> **What is needed**
The line that contains "OCR this image." and every line after it, down to the last one, must be restated word for word, with no pictures.

> **Provided data**

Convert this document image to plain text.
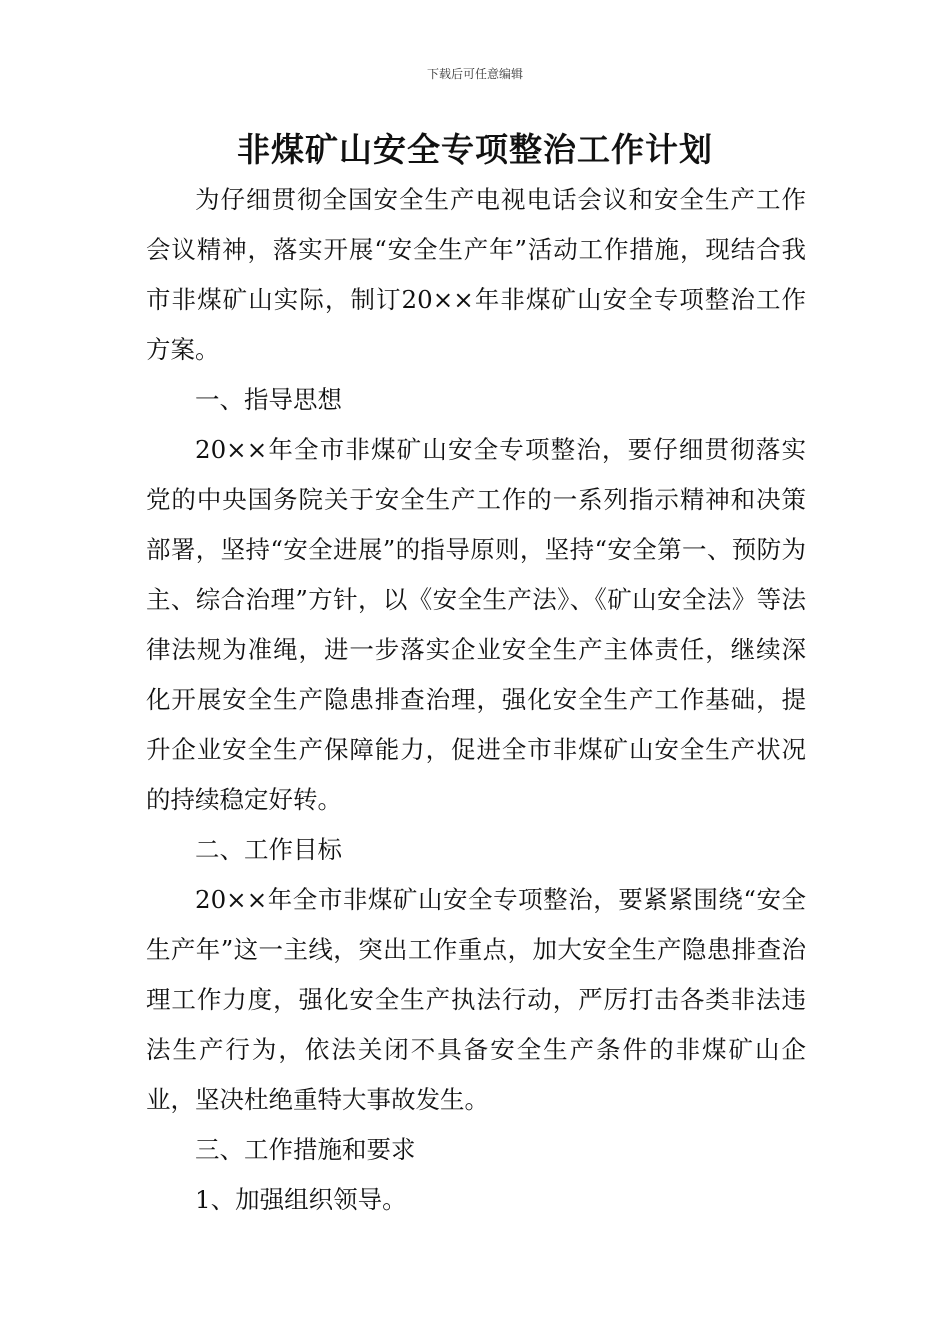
下载后可任意编辑
非煤矿山安全专项整治工作计划

为仔细贯彻全国安全生产电视电话会议和安全生产工作会议精神，落实开展“安全生产年”活动工作措施，现结合我市非煤矿山实际，制订20××年非煤矿山安全专项整治工作方案。

一、指导思想

20××年全市非煤矿山安全专项整治，要仔细贯彻落实党的中央国务院关于安全生产工作的一系列指示精神和决策部署，坚持“安全进展”的指导原则，坚持“安全第一、预防为主、综合治理”方针，以《安全生产法》、《矿山安全法》等法律法规为准绳，进一步落实企业安全生产主体责任，继续深化开展安全生产隐患排查治理，强化安全生产工作基础，提升企业安全生产保障能力，促进全市非煤矿山安全生产状况的持续稳定好转。

二、工作目标

20××年全市非煤矿山安全专项整治，要紧紧围绕“安全生产年”这一主线，突出工作重点，加大安全生产隐患排查治理工作力度，强化安全生产执法行动，严厉打击各类非法违法生产行为，依法关闭不具备安全生产条件的非煤矿山企业，坚决杜绝重特大事故发生。

三、工作措施和要求

1、加强组织领导。
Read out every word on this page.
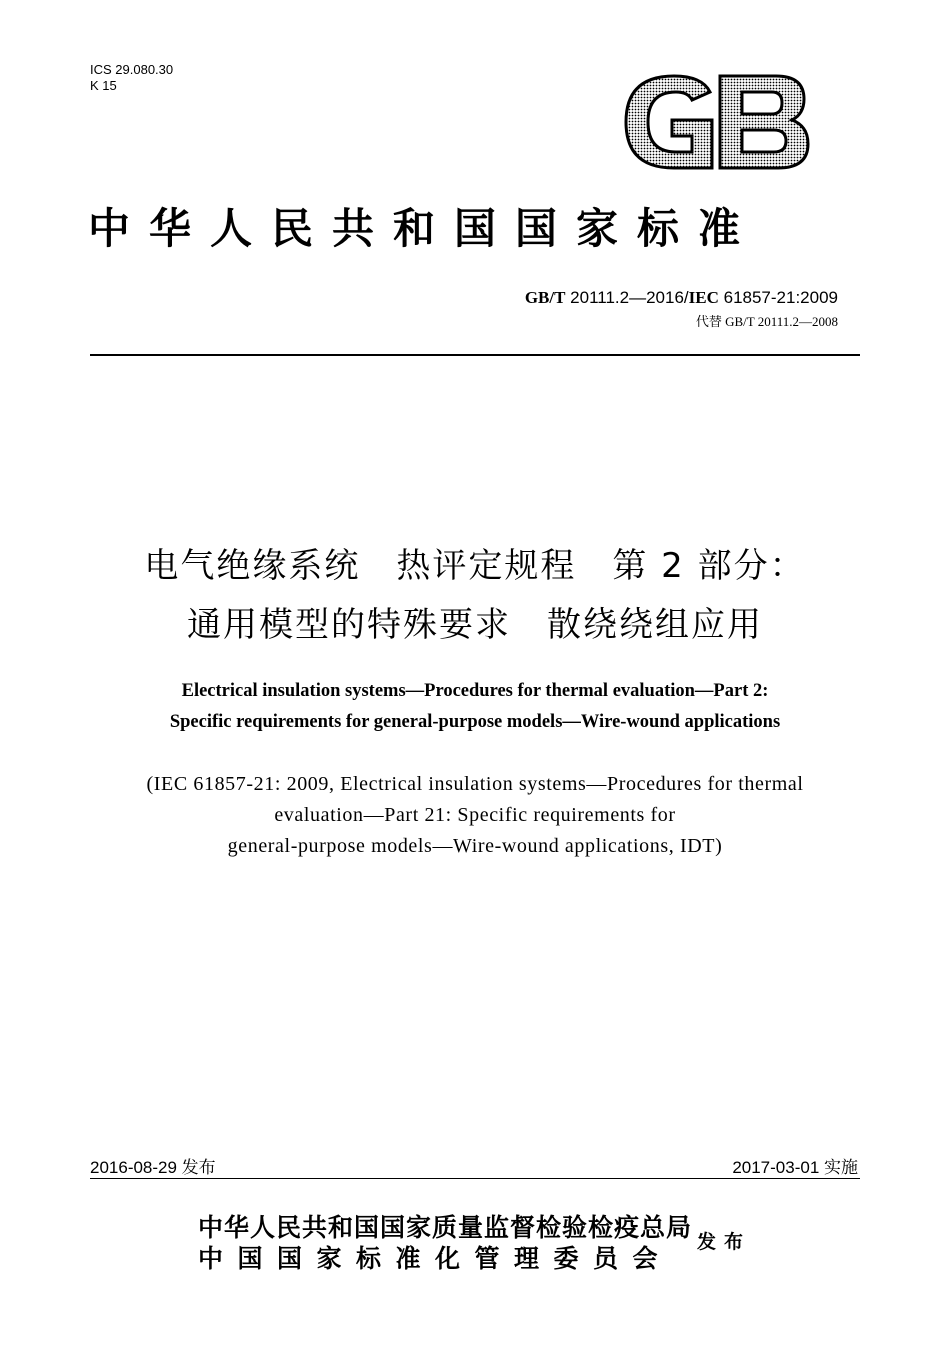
ICS 29.080.30
K 15
中华人民共和国国家标准
GB/T 20111.2—2016/IEC 61857-21:2009
代替 GB/T 20111.2—2008
电气绝缘系统　热评定规程　第 2 部分：
通用模型的特殊要求　散绕绕组应用
Electrical insulation systems—Procedures for thermal evaluation—Part 2:
Specific requirements for general-purpose models—Wire-wound applications
(IEC 61857-21: 2009, Electrical insulation systems—Procedures for thermal
evaluation—Part 21: Specific requirements for
general-purpose models—Wire-wound applications, IDT)
2016-08-29 发布	2017-03-01 实施
中华人民共和国国家质量监督检验检疫总局
中国国家标准化管理委员会
发布
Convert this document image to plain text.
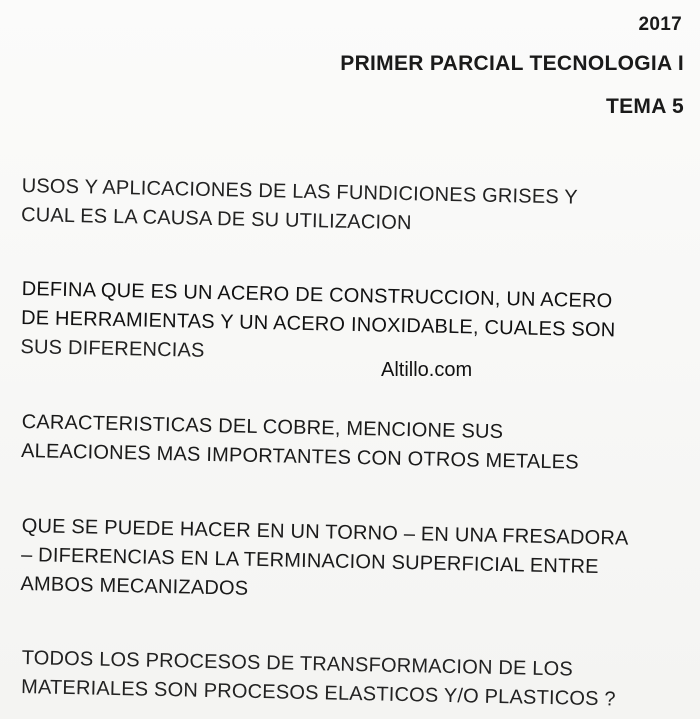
2017
PRIMER PARCIAL TECNOLOGIA I
TEMA 5
USOS Y APLICACIONES DE LAS FUNDICIONES GRISES Y
CUAL ES LA CAUSA DE SU UTILIZACION
DEFINA QUE ES UN ACERO DE CONSTRUCCION, UN ACERO
DE HERRAMIENTAS Y UN ACERO INOXIDABLE, CUALES SON
SUS DIFERENCIAS
Altillo.com
CARACTERISTICAS DEL COBRE, MENCIONE SUS
ALEACIONES MAS IMPORTANTES CON OTROS METALES
QUE SE PUEDE HACER EN UN TORNO – EN UNA FRESADORA
– DIFERENCIAS EN LA TERMINACION SUPERFICIAL ENTRE
AMBOS MECANIZADOS
TODOS LOS PROCESOS DE TRANSFORMACION DE LOS
MATERIALES SON PROCESOS ELASTICOS Y/O PLASTICOS ?
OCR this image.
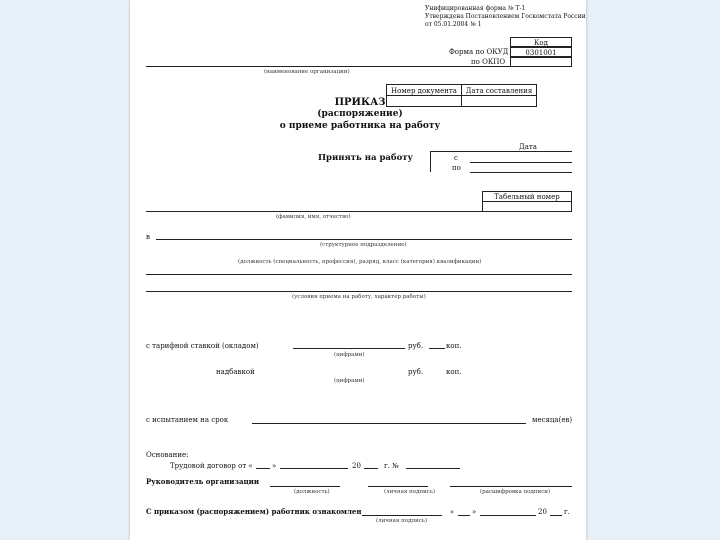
Унифицированная форма № Т-1
Утверждена Постановлением Госкомстата России
от 05.01.2004 № 1
Код
Форма по ОКУД	0301001
по ОКПО
(наименование организации)
Номер документа	Дата составления
ПРИКАЗ
(распоряжение)
о приеме работника на работу
Дата
Принять на работу	с
по
Табельный номер
(фамилия, имя, отчество)
в
(структурное подразделение)
(должность (специальность, профессия), разряд, класс (категория) квалификации)
(условия приема на работу, характер работы)
с тарифной ставкой (окладом)	руб.	коп.
(цифрами)
надбавкой	руб.	коп.
(цифрами)
с испытанием на срок	месяца(ев)
Основание:
Трудовой договор от «	»	20	г. №
Руководитель организации
(должность)	(личная подпись)	(расшифровка подписи)
С приказом (распоряжением) работник ознакомлен
(личная подпись)
«	»	20 г.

> **The solution**
OCR this image.
Унифицированная форма № Т-1
Утверждена Постановлением Госкомстата России
от 05.01.2004 № 1
Код
Форма по ОКУД	0301001
по ОКПО
(наименование организации)
Номер документа	Дата составления
ПРИКАЗ
(распоряжение)
о приеме работника на работу
Дата
Принять на работу	с
по
Табельный номер
(фамилия, имя, отчество)
в
(структурное подразделение)
(должность (специальность, профессия), разряд, класс (категория) квалификации)
(условия приема на работу, характер работы)
с тарифной ставкой (окладом)	руб.	коп.
(цифрами)
надбавкой	руб.	коп.
(цифрами)
с испытанием на срок	месяца(ев)
Основание:
Трудовой договор от «	»	20	г. №
Руководитель организации
(должность)	(личная подпись)	(расшифровка подписи)
С приказом (распоряжением) работник ознакомлен
(личная подпись)
«	»	20 г.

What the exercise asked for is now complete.